◆ What the task requires ◆
Say the number of lines containing the string "друга", and say nothing else.

◆ Record extracts ◆
+++

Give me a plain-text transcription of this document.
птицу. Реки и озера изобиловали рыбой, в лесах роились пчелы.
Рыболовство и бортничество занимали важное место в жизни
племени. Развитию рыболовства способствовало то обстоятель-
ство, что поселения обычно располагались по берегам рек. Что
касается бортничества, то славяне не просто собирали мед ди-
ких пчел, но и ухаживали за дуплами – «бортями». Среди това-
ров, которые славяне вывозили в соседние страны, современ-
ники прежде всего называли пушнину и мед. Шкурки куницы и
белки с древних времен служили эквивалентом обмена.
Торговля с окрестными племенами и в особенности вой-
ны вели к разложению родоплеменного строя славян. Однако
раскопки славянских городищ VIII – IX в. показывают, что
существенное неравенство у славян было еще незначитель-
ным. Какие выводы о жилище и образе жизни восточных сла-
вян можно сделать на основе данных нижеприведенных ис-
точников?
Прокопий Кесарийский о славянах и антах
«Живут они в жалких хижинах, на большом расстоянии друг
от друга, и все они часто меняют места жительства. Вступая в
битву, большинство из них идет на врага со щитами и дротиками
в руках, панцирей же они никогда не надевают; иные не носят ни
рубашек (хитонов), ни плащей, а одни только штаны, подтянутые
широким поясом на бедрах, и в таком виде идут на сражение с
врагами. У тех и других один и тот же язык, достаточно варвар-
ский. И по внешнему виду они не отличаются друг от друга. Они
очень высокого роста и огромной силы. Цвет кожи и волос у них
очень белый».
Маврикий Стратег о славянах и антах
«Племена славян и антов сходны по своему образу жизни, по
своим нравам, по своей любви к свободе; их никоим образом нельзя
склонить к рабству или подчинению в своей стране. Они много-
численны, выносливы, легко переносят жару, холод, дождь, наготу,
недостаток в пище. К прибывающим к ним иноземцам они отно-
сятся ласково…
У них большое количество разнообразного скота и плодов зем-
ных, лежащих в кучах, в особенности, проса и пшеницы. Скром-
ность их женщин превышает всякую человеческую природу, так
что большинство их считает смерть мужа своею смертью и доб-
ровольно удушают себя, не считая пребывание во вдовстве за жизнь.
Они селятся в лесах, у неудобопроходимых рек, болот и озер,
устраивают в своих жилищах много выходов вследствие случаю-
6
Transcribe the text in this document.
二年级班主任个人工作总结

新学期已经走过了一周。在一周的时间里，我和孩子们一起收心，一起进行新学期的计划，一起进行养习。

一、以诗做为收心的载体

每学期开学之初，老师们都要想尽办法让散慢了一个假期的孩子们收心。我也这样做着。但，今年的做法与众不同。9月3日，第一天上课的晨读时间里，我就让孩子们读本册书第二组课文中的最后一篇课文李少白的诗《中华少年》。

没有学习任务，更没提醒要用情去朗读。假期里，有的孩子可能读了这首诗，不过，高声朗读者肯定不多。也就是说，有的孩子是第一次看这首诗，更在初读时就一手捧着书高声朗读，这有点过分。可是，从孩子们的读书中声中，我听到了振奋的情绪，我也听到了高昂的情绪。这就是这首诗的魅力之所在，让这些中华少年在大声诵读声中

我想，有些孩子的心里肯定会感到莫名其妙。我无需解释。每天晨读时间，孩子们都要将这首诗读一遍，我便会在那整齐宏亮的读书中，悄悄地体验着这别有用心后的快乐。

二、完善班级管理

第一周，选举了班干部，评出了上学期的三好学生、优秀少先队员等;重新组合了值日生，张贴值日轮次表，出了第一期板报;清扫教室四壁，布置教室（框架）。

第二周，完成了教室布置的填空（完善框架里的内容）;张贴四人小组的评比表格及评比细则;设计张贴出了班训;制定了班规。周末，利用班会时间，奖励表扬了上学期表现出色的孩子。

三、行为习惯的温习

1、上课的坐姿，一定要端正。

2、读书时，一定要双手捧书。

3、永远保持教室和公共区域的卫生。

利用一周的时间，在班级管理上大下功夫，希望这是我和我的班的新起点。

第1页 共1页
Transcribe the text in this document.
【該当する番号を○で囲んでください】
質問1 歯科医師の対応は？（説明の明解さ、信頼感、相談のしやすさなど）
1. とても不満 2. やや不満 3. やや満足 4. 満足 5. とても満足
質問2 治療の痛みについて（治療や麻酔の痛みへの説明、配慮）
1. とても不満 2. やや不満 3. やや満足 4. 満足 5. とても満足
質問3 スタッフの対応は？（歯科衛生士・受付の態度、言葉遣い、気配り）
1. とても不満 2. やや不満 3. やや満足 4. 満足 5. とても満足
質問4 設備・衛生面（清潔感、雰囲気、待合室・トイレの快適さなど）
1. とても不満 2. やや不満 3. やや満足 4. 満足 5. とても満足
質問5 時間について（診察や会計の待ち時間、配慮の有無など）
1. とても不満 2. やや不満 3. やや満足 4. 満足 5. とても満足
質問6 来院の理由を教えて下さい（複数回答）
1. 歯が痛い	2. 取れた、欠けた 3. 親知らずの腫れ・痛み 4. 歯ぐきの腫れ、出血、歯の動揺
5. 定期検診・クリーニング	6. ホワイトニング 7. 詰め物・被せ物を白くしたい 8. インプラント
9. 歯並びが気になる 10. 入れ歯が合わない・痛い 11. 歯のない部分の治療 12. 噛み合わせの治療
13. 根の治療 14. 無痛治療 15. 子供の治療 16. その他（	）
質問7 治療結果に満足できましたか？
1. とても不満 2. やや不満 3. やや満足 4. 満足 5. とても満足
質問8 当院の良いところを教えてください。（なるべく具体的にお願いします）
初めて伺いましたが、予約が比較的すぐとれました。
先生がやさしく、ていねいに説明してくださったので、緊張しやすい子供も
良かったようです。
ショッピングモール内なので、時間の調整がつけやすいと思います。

+++

◆ Result of this exercise ◆
2